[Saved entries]
══════════════════════════════

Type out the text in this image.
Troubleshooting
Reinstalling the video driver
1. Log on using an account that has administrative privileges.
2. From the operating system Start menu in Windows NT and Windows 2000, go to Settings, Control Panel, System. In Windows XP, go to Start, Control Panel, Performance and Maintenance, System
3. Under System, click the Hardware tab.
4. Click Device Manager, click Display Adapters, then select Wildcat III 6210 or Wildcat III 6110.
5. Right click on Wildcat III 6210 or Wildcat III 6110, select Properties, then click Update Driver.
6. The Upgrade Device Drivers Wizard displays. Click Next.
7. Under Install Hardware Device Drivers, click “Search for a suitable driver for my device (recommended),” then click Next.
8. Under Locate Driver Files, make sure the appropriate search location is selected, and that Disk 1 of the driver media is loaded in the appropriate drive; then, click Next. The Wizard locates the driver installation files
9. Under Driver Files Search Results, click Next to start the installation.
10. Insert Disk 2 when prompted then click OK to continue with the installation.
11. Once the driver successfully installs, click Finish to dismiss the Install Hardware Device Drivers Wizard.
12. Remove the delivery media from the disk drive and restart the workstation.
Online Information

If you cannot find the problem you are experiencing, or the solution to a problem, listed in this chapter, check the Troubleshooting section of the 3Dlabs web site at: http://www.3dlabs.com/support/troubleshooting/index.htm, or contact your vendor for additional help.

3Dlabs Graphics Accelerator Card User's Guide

══════════════════════════════

- **The request**: List all lines above in which the string "that" appears.

- **Solution for this exercise**:
1. Log on using an account that has administrative privileges.
8. Under Locate Driver Files, make sure the appropriate search location is selected, and that Disk 1 of the driver media is loaded in the appropriate drive; then, click Next. The Wizard locates the driver installation files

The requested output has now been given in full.